[TASK DIRECTIONS]:
Search the listing for the string "Dated" and copy every line that contains it.

[RECORDS PROVIDED]:
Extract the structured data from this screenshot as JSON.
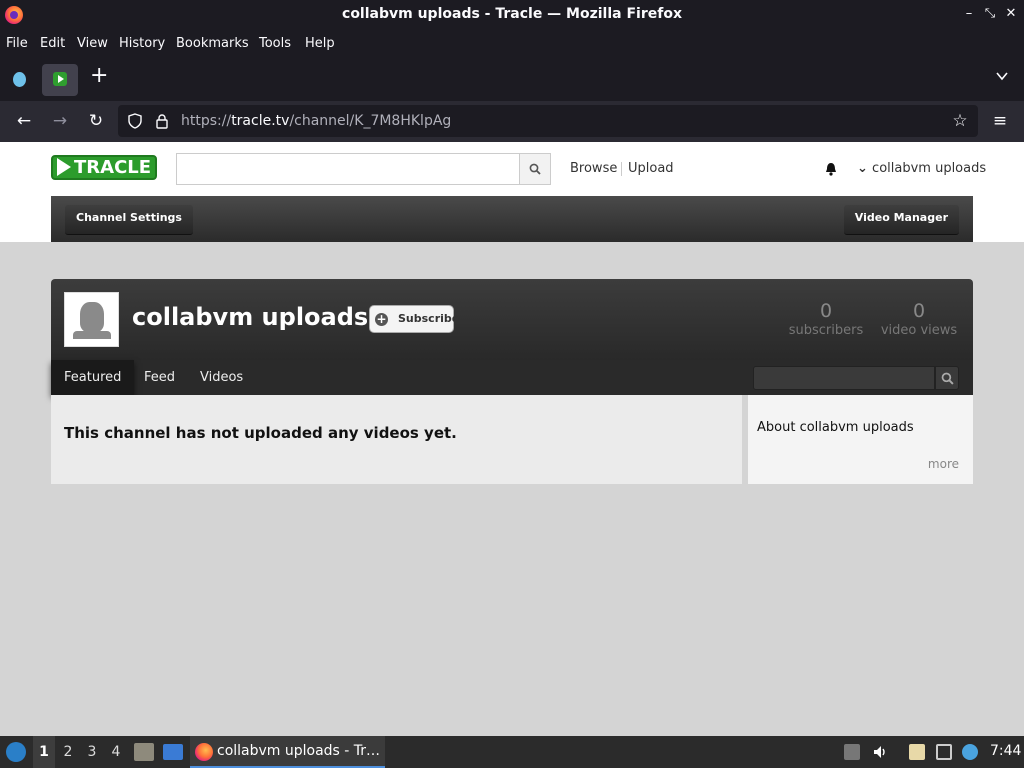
{
  "window": {
    "title": "collabvm uploads - Tracle — Mozilla Firefox"
  },
  "menu": {
    "items": [
      "File",
      "Edit",
      "View",
      "History",
      "Bookmarks",
      "Tools",
      "Help"
    ]
  },
  "urlbar": {
    "url_prefix": "https://",
    "url_domain": "tracle.tv",
    "url_path": "/channel/K_7M8HKlpAg"
  },
  "site": {
    "logo_text": "TRACLE",
    "search_placeholder": "",
    "nav_browse": "Browse",
    "nav_upload": "Upload",
    "account_name": "collabvm uploads",
    "channel_settings": "Channel Settings",
    "video_manager": "Video Manager"
  },
  "channel": {
    "name": "collabvm uploads",
    "subscribe_label": "Subscribe",
    "subscribers_count": "0",
    "subscribers_label": "subscribers",
    "views_count": "0",
    "views_label": "video views",
    "tabs": [
      "Featured",
      "Feed",
      "Videos"
    ],
    "active_tab": "Featured",
    "empty_message": "This channel has not uploaded any videos yet.",
    "about_title": "About collabvm uploads",
    "more_label": "more"
  },
  "taskbar": {
    "workspaces": [
      "1",
      "2",
      "3",
      "4"
    ],
    "active_workspace": "1",
    "task_label": "collabvm uploads - Tr…",
    "clock": "7:44"
  },
  "colors": {
    "brand_green": "#2c9c2c",
    "firefox_chrome": "#1c1b22",
    "channel_dark": "#2a2a2a"
  }
}
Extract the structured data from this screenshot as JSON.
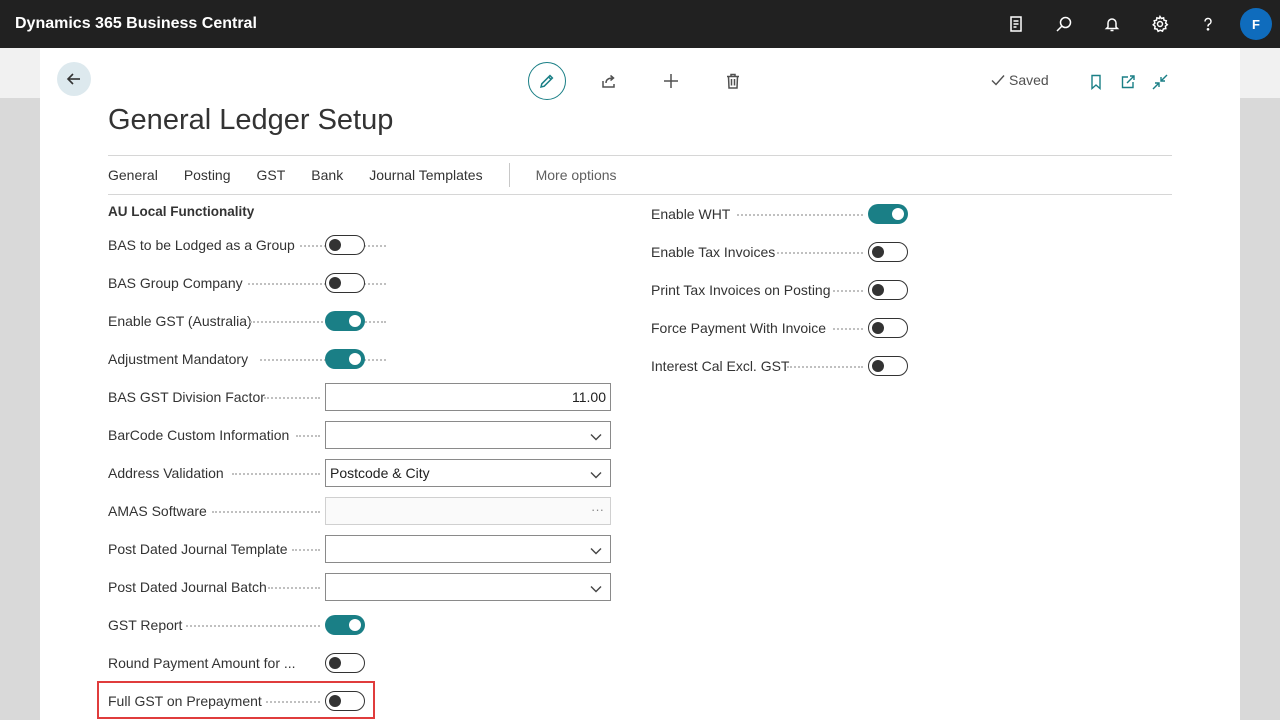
{
  "app": {
    "title": "Dynamics 365 Business Central",
    "avatar_initial": "F"
  },
  "appbar_icons": [
    "report-icon",
    "search-icon",
    "bell-icon",
    "gear-icon",
    "help-icon"
  ],
  "saved": {
    "label": "Saved"
  },
  "page": {
    "title": "General Ledger Setup"
  },
  "tabs": [
    {
      "label": "General"
    },
    {
      "label": "Posting"
    },
    {
      "label": "GST"
    },
    {
      "label": "Bank"
    },
    {
      "label": "Journal Templates"
    },
    {
      "label": "More options"
    }
  ],
  "section": {
    "title": "AU Local Functionality"
  },
  "left_fields": [
    {
      "label": "BAS to be Lodged as a Group",
      "type": "toggle",
      "value": false
    },
    {
      "label": "BAS Group Company",
      "type": "toggle",
      "value": false
    },
    {
      "label": "Enable GST (Australia)",
      "type": "toggle",
      "value": true
    },
    {
      "label": "Adjustment Mandatory",
      "type": "toggle",
      "value": true
    },
    {
      "label": "BAS GST Division Factor",
      "type": "number",
      "value": "11.00"
    },
    {
      "label": "BarCode Custom Information",
      "type": "dropdown",
      "value": ""
    },
    {
      "label": "Address Validation",
      "type": "dropdown",
      "value": "Postcode & City"
    },
    {
      "label": "AMAS Software",
      "type": "lookup",
      "value": ""
    },
    {
      "label": "Post Dated Journal Template",
      "type": "dropdown",
      "value": ""
    },
    {
      "label": "Post Dated Journal Batch",
      "type": "dropdown",
      "value": ""
    },
    {
      "label": "GST Report",
      "type": "toggle",
      "value": true
    },
    {
      "label": "Round Payment Amount for ...",
      "type": "toggle",
      "value": false
    },
    {
      "label": "Full GST on Prepayment",
      "type": "toggle",
      "value": false
    }
  ],
  "right_fields": [
    {
      "label": "Enable WHT",
      "type": "toggle",
      "value": true
    },
    {
      "label": "Enable Tax Invoices",
      "type": "toggle",
      "value": false
    },
    {
      "label": "Print Tax Invoices on Posting",
      "type": "toggle",
      "value": false
    },
    {
      "label": "Force Payment With Invoice",
      "type": "toggle",
      "value": false
    },
    {
      "label": "Interest Cal Excl. GST",
      "type": "toggle",
      "value": false
    }
  ],
  "colors": {
    "accent": "#1a7f86",
    "appbar": "#212121",
    "highlight": "#e03c3c",
    "avatar": "#0f6cbd"
  }
}
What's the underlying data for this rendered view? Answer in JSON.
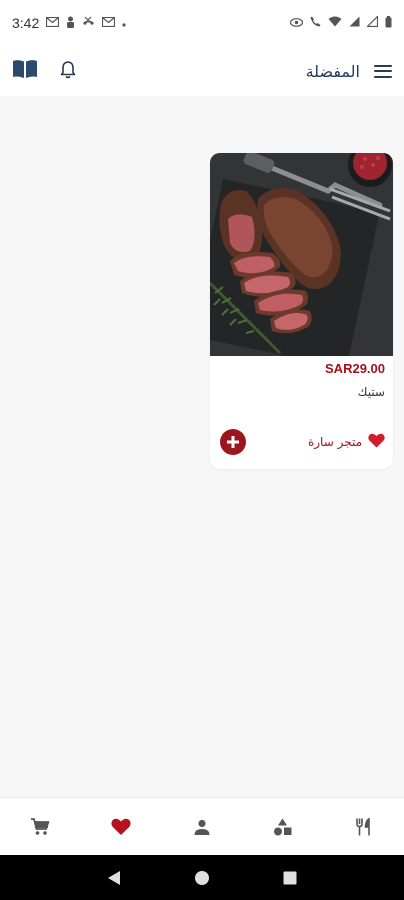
{
  "status_bar": {
    "time": "3:42",
    "icons_left": [
      "gmail-icon",
      "person-icon",
      "missed-call-icon",
      "gmail-icon",
      "dot-icon"
    ],
    "icons_right": [
      "eye-icon",
      "call-icon",
      "wifi-icon",
      "signal-icon",
      "signal-icon",
      "battery-icon"
    ]
  },
  "header": {
    "title": "المفضلة",
    "menu_icon": "hamburger-menu-icon",
    "book_icon": "book-icon",
    "bell_icon": "bell-icon"
  },
  "favorites": [
    {
      "price": "SAR29.00",
      "name": "ستيك",
      "store": "متجر سارة",
      "favorited": true
    }
  ],
  "bottom_nav": [
    {
      "icon": "cart-icon",
      "active": false
    },
    {
      "icon": "heart-icon",
      "active": true
    },
    {
      "icon": "profile-icon",
      "active": false
    },
    {
      "icon": "categories-icon",
      "active": false
    },
    {
      "icon": "restaurant-icon",
      "active": false
    }
  ],
  "colors": {
    "accent": "#a3111a",
    "title": "#1f3a5f",
    "nav_icon": "#555555"
  }
}
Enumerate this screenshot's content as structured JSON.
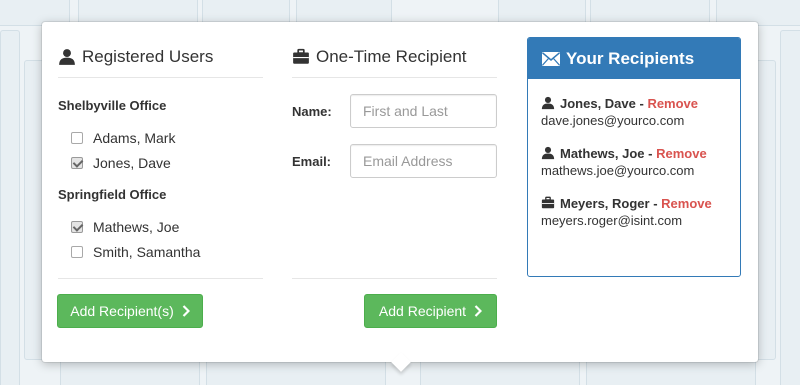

[EXERCISE OUTPUT]:
      "label": "Post Dated Journal Template",
      "label": "Post Dated Journal Batch",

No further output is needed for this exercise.